>> begin RECORDS SUPPLIED
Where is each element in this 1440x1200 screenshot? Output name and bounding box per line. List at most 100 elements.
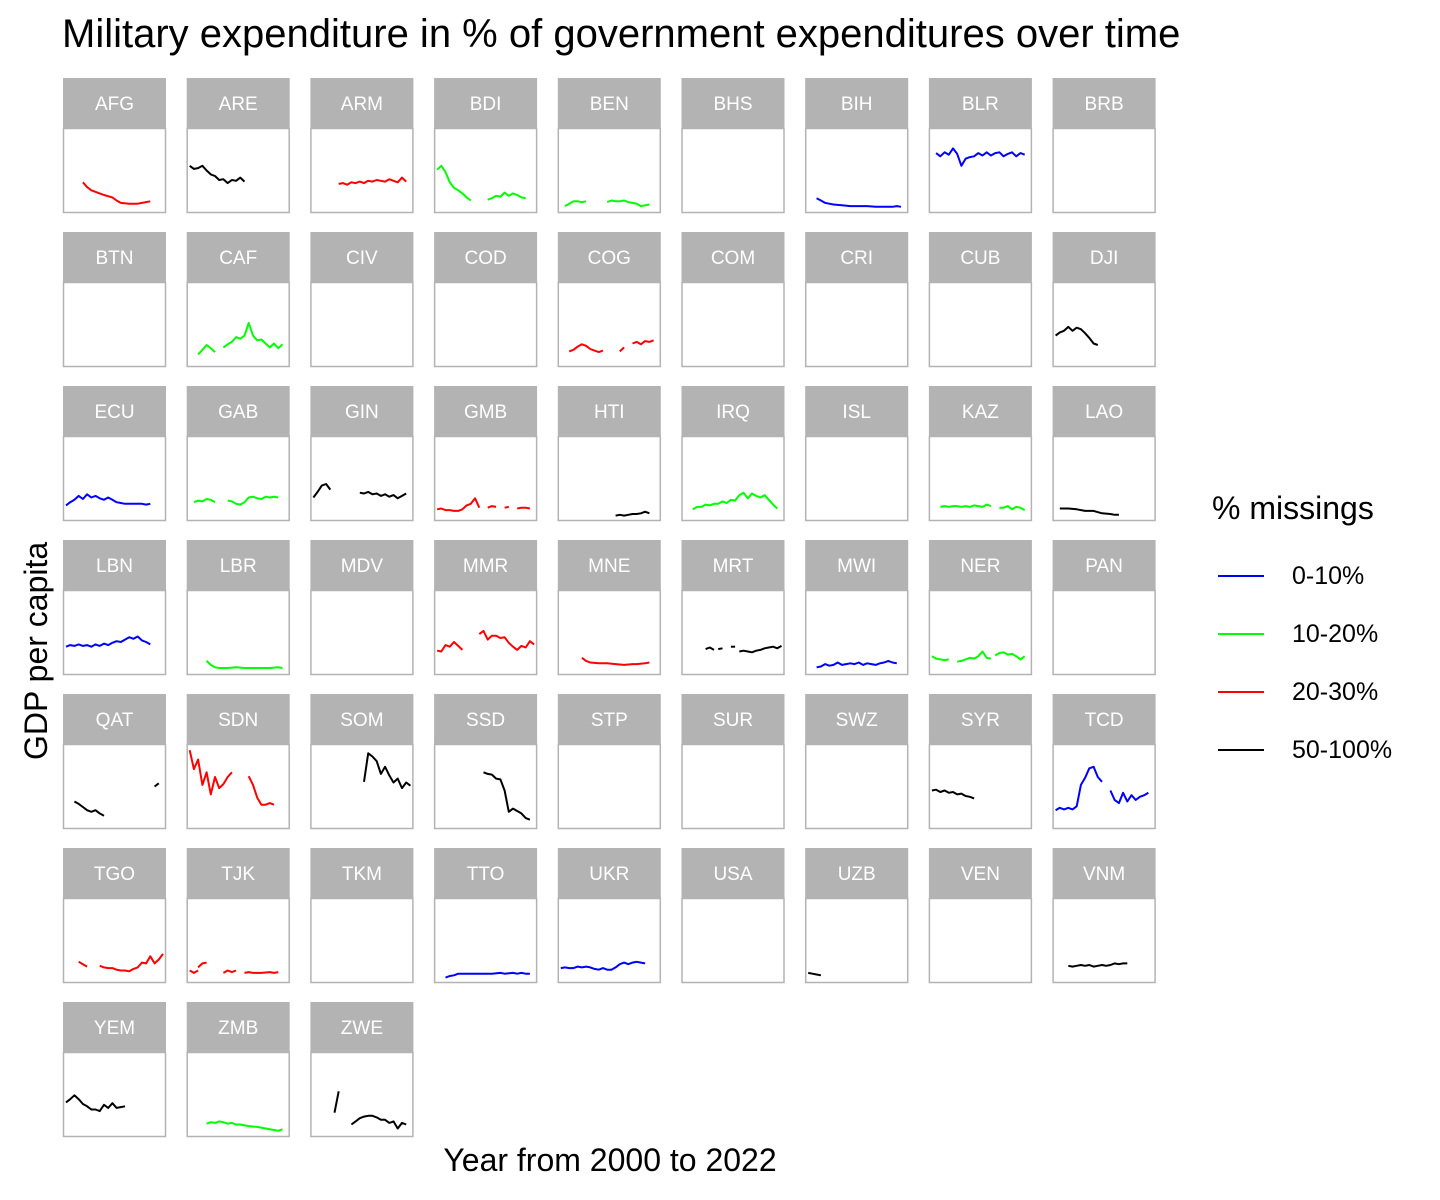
- facet-strip: [434, 540, 538, 590]
- facet-label: SOM: [340, 710, 383, 731]
- series-line: [568, 343, 604, 354]
- facet-panel: [681, 281, 785, 368]
- facet-panel: [557, 743, 662, 830]
- series-line: [816, 659, 897, 669]
- facet-tkm: TKM: [310, 848, 414, 984]
- facet-uzb: UZB: [804, 848, 909, 984]
- facet-panel: [928, 589, 1033, 676]
- facet-strip: [805, 78, 909, 128]
- facet-strip: [557, 694, 661, 744]
- facet-label: GIN: [345, 402, 379, 423]
- facet-label: COM: [711, 248, 755, 269]
- facet-panel: [557, 589, 662, 676]
- facet-label: TKM: [342, 864, 382, 885]
- facet-label: LBN: [96, 556, 133, 577]
- facet-label: AFG: [95, 94, 134, 115]
- facet-label: BRB: [1085, 94, 1124, 115]
- facet-panel: [928, 743, 1033, 830]
- facet-label: MDV: [341, 556, 384, 577]
- series-line: [363, 752, 412, 790]
- series-line: [487, 505, 497, 509]
- series-line: [1059, 507, 1119, 516]
- facet-strip: [186, 540, 290, 590]
- facet-pan: PAN: [1052, 540, 1156, 676]
- facet-label: GMB: [464, 402, 507, 423]
- facet-qat: QAT: [62, 694, 167, 830]
- series-line: [931, 655, 949, 662]
- facet-label: ZMB: [218, 1018, 258, 1039]
- chart-title: Military expenditure in % of government …: [62, 12, 1181, 56]
- legend-key-red: [1218, 691, 1264, 693]
- facet-strip: [805, 540, 909, 590]
- facet-strip: [1052, 386, 1156, 436]
- facet-strip: [434, 78, 538, 128]
- facet-lao: LAO: [1052, 386, 1156, 522]
- facet-strip: [557, 386, 661, 436]
- legend-item-0-10: 0-10%: [1212, 547, 1392, 605]
- series-line: [189, 164, 246, 185]
- facet-strip: [186, 1002, 290, 1052]
- facet-strip: [928, 386, 1032, 436]
- facet-strip: [557, 540, 661, 590]
- series-line: [705, 646, 715, 651]
- facet-isl: ISL: [804, 386, 909, 522]
- series-line: [65, 1094, 126, 1113]
- series-line: [78, 960, 88, 968]
- facet-panel: [62, 589, 167, 676]
- facet-afg: AFG: [62, 78, 167, 214]
- series-line: [197, 961, 207, 969]
- series-line: [994, 651, 1026, 661]
- facet-strip: [805, 386, 909, 436]
- series-line: [483, 771, 531, 821]
- facet-strip: [681, 78, 785, 128]
- series-line: [581, 656, 650, 666]
- series-line: [999, 505, 1026, 511]
- facet-strip: [310, 1002, 414, 1052]
- facet-label: TGO: [94, 864, 135, 885]
- facet-panel: [804, 127, 909, 214]
- facet-tjk: TJK: [186, 848, 290, 984]
- series-line: [560, 960, 646, 971]
- facet-panel: [804, 435, 909, 522]
- legend-label: 50-100%: [1292, 735, 1393, 764]
- facet-syr: SYR: [928, 694, 1033, 830]
- facet-zwe: ZWE: [310, 1002, 414, 1138]
- facet-hti: HTI: [557, 386, 662, 522]
- facet-lbr: LBR: [186, 540, 290, 676]
- series-line: [205, 660, 283, 669]
- facet-panel: [310, 435, 414, 522]
- series-line: [718, 647, 723, 651]
- series-line: [244, 971, 279, 974]
- series-line: [333, 1091, 340, 1113]
- facet-strip: [63, 1002, 166, 1052]
- facet-label: SUR: [713, 710, 753, 731]
- facet-strip: [928, 694, 1032, 744]
- facet-panel: [804, 743, 909, 830]
- facet-strip: [310, 848, 414, 898]
- facet-kaz: KAZ: [928, 386, 1033, 522]
- facet-panel: [186, 281, 290, 368]
- facet-strip: [434, 694, 538, 744]
- facet-strip: [1052, 694, 1156, 744]
- facet-panel: [557, 897, 662, 984]
- facet-strip: [681, 540, 785, 590]
- facet-label: SDN: [218, 710, 258, 731]
- facet-panel: [186, 127, 290, 214]
- series-line: [808, 971, 822, 977]
- series-line: [564, 200, 587, 207]
- facet-sdn: SDN: [186, 694, 290, 830]
- facet-label: SYR: [961, 710, 1000, 731]
- facet-panel: [310, 589, 414, 676]
- facet-tgo: TGO: [62, 848, 167, 984]
- facet-strip: [1052, 848, 1156, 898]
- legend-key-blue: [1218, 575, 1264, 577]
- facet-strip: [681, 848, 785, 898]
- facet-strip: [63, 694, 166, 744]
- facet-sur: SUR: [681, 694, 785, 830]
- facet-label: SSD: [466, 710, 505, 731]
- facet-bdi: BDI: [433, 78, 538, 214]
- series-line: [606, 199, 650, 208]
- facet-gmb: GMB: [433, 386, 538, 522]
- facet-label: CAF: [219, 248, 257, 269]
- facet-lbn: LBN: [62, 540, 167, 676]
>> end RECORDS SUPPLIED
**REQUIREMENTS**
Give the lines of the records as a JSON list of strings, one string per line, with blank lines omitted and the pictures left out.

**COMPLETED TASK**
[
  "Where is each element in this 1440x1200 screenshot? Output name and bounding box per line. List at most 100 elements.",
  "- facet-strip: [434, 540, 538, 590]",
  "- facet-label: SOM: [340, 710, 383, 731]",
  "- series-line: [568, 343, 604, 354]",
  "- facet-panel: [681, 281, 785, 368]",
  "- facet-panel: [557, 743, 662, 830]",
  "- series-line: [816, 659, 897, 669]",
  "- facet-tkm: TKM: [310, 848, 414, 984]",
  "- facet-uzb: UZB: [804, 848, 909, 984]",
  "- facet-panel: [928, 589, 1033, 676]",
  "- facet-strip: [805, 78, 909, 128]",
  "- facet-strip: [557, 694, 661, 744]",
  "- facet-label: GIN: [345, 402, 379, 423]",
  "- facet-label: COM: [711, 248, 755, 269]",
  "- facet-panel: [557, 589, 662, 676]",
  "- facet-label: TKM: [342, 864, 382, 885]",
  "- facet-label: LBN: [96, 556, 133, 577]",
  "- facet-label: AFG: [95, 94, 134, 115]",
  "- facet-label: BRB: [1085, 94, 1124, 115]",
  "- facet-panel: [928, 743, 1033, 830]",
  "- facet-label: MDV: [341, 556, 384, 577]",
  "- series-line: [363, 752, 412, 790]",
  "- series-line: [487, 505, 497, 509]",
  "- series-line: [1059, 507, 1119, 516]",
  "- facet-strip: [186, 540, 290, 590]",
  "- facet-pan: PAN: [1052, 540, 1156, 676]",
  "- facet-label: GMB: [464, 402, 507, 423]",
  "- facet-qat: QAT: [62, 694, 167, 830]",
  "- series-line: [931, 655, 949, 662]",
  "- facet-label: ZMB: [218, 1018, 258, 1039]",
  "- chart-title: Military expenditure in % of government …: [62, 12, 1181, 56]",
  "- legend-key-red: [1218, 691, 1264, 693]",
  "- facet-strip: [805, 540, 909, 590]",
  "- facet-strip: [1052, 386, 1156, 436]",
  "- facet-strip: [434, 78, 538, 128]",
  "- facet-lao: LAO: [1052, 386, 1156, 522]",
  "- facet-strip: [557, 386, 661, 436]",
  "- legend-item-0-10: 0-10%: [1212, 547, 1392, 605]",
  "- series-line: [189, 164, 246, 185]",
  "- facet-strip: [186, 1002, 290, 1052]",
  "- facet-strip: [928, 386, 1032, 436]",
  "- facet-strip: [557, 540, 661, 590]",
  "- series-line: [705, 646, 715, 651]",
  "- facet-isl: ISL: [804, 386, 909, 522]",
  "- series-line: [65, 1094, 126, 1113]",
  "- series-line: [78, 960, 88, 968]",
  "- facet-panel: [62, 589, 167, 676]",
  "- facet-afg: AFG: [62, 78, 167, 214]",
  "- series-line: [197, 961, 207, 969]",
  "- series-line: [994, 651, 1026, 661]",
  "- facet-strip: [805, 386, 909, 436]",
  "- series-line: [483, 771, 531, 821]",
  "- facet-strip: [681, 78, 785, 128]",
  "- series-line: [581, 656, 650, 666]",
  "- series-line: [999, 505, 1026, 511]",
  "- facet-strip: [310, 1002, 414, 1052]",
  "- facet-label: TGO: [94, 864, 135, 885]",
  "- facet-panel: [804, 127, 909, 214]",
  "- facet-tjk: TJK: [186, 848, 290, 984]",
  "- series-line: [560, 960, 646, 971]",
  "- facet-panel: [804, 435, 909, 522]",
  "- legend-label: 50-100%: [1292, 735, 1393, 764]",
  "- facet-syr: SYR: [928, 694, 1033, 830]",
  "- facet-zwe: ZWE: [310, 1002, 414, 1138]",
  "- facet-hti: HTI: [557, 386, 662, 522]",
  "- facet-lbr: LBR: [186, 540, 290, 676]",
  "- series-line: [205, 660, 283, 669]",
  "- facet-panel: [310, 435, 414, 522]",
  "- series-line: [718, 647, 723, 651]",
  "- series-line: [244, 971, 279, 974]",
  "- series-line: [333, 1091, 340, 1113]",
  "- facet-strip: [63, 1002, 166, 1052]",
  "- facet-label: SUR: [713, 710, 753, 731]",
  "- facet-strip: [928, 694, 1032, 744]",
  "- facet-panel: [804, 743, 909, 830]",
  "- facet-strip: [310, 848, 414, 898]",
  "- facet-kaz: KAZ: [928, 386, 1033, 522]",
  "- facet-panel: [186, 281, 290, 368]",
  "- facet-strip: [434, 694, 538, 744]",
  "- facet-strip: [1052, 694, 1156, 744]",
  "- facet-panel: [557, 897, 662, 984]",
  "- facet-strip: [681, 540, 785, 590]",
  "- facet-label: SDN: [218, 710, 258, 731]",
  "- facet-panel: [186, 127, 290, 214]",
  "- series-line: [808, 971, 822, 977]",
  "- series-line: [564, 200, 587, 207]",
  "- facet-sdn: SDN: [186, 694, 290, 830]",
  "- facet-label: SYR: [961, 710, 1000, 731]",
  "- facet-panel: [310, 589, 414, 676]",
  "- facet-tgo: TGO: [62, 848, 167, 984]",
  "- facet-strip: [1052, 848, 1156, 898]",
  "- legend-key-blue: [1218, 575, 1264, 577]",
  "- facet-strip: [681, 848, 785, 898]",
  "- facet-strip: [63, 694, 166, 744]",
  "- facet-sur: SUR: [681, 694, 785, 830]",
  "- facet-label: SSD: [466, 710, 505, 731]",
  "- facet-bdi: BDI: [433, 78, 538, 214]",
  "- series-line: [606, 199, 650, 208]",
  "- facet-gmb: GMB: [433, 386, 538, 522]",
  "- facet-label: CAF: [219, 248, 257, 269]",
  "- facet-lbn: LBN: [62, 540, 167, 676]"
]